WORK REQUIRED: From the records below, pull each line that has "احکام".

SOURCE DATA:
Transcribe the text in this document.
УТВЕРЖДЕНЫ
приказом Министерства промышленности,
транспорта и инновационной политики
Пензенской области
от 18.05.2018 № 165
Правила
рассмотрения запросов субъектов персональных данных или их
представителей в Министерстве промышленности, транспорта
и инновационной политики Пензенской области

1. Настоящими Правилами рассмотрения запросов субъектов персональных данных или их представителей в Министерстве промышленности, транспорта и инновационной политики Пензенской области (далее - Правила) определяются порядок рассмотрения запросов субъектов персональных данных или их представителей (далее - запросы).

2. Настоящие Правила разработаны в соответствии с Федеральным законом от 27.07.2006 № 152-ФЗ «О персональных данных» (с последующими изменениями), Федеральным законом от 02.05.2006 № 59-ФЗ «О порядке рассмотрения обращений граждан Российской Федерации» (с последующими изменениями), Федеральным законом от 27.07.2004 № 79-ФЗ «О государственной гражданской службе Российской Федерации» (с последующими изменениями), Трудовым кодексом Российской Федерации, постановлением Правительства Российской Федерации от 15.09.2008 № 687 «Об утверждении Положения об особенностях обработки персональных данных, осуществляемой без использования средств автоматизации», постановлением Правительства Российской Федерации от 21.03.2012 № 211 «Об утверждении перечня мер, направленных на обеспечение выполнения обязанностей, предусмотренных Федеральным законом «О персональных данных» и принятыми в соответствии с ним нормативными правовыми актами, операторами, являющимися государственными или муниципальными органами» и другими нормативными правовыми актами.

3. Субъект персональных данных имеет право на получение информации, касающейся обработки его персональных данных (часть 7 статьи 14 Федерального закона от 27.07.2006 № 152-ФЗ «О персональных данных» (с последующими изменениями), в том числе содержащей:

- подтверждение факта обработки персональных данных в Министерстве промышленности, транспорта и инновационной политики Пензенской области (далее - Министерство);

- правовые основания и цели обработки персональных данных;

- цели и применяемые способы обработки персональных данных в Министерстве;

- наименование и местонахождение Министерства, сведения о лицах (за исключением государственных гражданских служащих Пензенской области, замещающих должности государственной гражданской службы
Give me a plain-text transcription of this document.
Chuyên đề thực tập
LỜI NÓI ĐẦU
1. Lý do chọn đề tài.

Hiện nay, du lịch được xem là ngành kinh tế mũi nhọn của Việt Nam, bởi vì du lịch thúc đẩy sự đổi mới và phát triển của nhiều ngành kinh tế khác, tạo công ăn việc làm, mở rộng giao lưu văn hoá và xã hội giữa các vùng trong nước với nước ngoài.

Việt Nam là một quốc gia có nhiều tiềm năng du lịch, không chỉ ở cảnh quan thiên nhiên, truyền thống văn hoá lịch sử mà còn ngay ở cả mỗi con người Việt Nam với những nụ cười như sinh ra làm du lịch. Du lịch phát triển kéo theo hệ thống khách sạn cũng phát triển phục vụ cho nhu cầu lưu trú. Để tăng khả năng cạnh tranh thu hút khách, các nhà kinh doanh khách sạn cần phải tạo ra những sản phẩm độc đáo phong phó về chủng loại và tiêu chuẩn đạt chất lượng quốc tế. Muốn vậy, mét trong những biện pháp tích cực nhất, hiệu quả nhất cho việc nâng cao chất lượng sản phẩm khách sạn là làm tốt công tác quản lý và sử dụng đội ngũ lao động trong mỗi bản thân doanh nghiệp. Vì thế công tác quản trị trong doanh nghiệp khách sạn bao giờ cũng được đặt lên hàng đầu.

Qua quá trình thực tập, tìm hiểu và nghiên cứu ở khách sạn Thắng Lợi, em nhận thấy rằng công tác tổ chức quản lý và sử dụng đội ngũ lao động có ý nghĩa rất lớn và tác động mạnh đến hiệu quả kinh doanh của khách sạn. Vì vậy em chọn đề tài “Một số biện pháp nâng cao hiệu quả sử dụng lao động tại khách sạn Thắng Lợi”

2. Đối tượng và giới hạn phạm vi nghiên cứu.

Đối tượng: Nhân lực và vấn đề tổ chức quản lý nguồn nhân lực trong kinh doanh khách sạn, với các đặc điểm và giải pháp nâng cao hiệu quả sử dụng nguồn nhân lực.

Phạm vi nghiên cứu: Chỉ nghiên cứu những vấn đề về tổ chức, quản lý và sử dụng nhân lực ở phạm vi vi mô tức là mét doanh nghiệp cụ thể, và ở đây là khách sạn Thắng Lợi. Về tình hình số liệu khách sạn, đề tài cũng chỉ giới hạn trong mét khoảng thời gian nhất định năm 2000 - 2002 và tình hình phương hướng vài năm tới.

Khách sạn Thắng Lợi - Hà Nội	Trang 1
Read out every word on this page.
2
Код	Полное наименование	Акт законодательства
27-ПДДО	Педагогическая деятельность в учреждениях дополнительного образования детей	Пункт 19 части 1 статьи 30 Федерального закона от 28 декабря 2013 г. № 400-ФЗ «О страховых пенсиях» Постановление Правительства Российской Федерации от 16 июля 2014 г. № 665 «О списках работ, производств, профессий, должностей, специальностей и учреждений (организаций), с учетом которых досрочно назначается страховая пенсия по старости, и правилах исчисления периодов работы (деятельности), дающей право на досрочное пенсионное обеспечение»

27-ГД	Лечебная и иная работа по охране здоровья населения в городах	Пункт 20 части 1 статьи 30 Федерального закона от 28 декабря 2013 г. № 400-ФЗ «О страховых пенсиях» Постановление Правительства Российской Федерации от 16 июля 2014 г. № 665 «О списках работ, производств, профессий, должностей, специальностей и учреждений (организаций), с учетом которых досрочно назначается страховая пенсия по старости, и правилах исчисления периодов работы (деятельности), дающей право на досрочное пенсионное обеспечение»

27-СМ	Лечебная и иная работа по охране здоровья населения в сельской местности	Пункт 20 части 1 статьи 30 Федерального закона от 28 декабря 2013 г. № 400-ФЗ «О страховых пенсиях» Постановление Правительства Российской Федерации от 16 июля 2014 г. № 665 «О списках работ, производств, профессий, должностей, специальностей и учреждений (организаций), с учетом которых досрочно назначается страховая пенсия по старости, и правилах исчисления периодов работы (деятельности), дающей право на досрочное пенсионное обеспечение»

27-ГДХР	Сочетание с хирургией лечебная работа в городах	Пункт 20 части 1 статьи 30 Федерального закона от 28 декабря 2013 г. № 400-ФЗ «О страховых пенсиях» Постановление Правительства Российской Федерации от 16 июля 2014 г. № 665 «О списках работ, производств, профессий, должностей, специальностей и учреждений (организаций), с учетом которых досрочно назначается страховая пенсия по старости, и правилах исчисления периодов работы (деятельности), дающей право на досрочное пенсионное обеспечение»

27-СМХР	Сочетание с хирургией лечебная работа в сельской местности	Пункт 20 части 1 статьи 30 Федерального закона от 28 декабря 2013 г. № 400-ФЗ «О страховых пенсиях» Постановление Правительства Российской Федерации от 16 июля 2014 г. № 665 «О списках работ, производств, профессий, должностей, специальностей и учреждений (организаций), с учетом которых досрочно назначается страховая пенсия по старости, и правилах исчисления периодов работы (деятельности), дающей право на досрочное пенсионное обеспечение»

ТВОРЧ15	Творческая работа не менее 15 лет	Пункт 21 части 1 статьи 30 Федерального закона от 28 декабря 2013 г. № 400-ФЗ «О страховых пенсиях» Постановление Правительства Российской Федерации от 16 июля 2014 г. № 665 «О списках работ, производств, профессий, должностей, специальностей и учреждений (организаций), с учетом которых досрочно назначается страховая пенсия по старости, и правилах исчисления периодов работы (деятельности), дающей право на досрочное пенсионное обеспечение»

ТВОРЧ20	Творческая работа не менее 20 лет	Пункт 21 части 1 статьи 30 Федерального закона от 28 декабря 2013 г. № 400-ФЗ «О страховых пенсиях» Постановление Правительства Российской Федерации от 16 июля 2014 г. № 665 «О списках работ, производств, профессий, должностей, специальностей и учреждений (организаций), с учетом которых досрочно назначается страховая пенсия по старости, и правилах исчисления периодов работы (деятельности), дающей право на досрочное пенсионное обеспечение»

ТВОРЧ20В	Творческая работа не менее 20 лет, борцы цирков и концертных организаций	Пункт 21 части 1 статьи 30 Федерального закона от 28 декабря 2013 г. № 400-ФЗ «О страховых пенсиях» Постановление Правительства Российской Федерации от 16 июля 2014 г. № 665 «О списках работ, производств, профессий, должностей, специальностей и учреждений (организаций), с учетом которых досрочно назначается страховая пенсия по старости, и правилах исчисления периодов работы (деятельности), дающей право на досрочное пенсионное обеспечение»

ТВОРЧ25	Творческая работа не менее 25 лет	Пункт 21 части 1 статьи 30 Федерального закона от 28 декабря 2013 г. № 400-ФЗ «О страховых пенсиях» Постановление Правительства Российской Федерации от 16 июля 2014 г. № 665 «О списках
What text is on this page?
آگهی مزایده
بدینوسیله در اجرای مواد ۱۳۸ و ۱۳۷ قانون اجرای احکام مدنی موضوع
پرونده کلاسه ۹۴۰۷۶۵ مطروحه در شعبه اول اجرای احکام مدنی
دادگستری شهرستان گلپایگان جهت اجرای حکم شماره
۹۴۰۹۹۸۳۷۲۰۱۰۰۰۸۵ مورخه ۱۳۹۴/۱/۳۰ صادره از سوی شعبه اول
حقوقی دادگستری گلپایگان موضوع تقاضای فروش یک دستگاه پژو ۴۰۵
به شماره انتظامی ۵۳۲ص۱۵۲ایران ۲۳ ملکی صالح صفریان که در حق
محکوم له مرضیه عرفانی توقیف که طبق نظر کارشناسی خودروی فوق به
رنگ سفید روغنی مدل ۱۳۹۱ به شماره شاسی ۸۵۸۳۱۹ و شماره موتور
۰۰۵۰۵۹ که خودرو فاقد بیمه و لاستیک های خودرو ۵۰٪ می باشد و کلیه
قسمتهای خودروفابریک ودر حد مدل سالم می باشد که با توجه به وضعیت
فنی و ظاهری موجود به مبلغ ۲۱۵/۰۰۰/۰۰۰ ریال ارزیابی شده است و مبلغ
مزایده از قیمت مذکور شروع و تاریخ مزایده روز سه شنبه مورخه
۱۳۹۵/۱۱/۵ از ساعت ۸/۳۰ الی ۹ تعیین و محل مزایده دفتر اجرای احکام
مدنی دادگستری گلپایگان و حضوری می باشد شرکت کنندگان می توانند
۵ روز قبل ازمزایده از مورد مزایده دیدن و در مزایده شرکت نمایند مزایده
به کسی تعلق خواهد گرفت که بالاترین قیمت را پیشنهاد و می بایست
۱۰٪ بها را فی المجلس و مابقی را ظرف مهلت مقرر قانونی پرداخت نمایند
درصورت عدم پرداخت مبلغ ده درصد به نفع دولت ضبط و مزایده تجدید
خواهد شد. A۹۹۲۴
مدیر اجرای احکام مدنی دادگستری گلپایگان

REPLY TO THE EXERCISE:
بدینوسیله در اجرای مواد ۱۳۸ و ۱۳۷ قانون اجرای احکام مدنی موضوع
پرونده کلاسه ۹۴۰۷۶۵ مطروحه در شعبه اول اجرای احکام مدنی
۱۳۹۵/۱۱/۵ از ساعت ۸/۳۰ الی ۹ تعیین و محل مزایده دفتر اجرای احکام
مدیر اجرای احکام مدنی دادگستری گلپایگان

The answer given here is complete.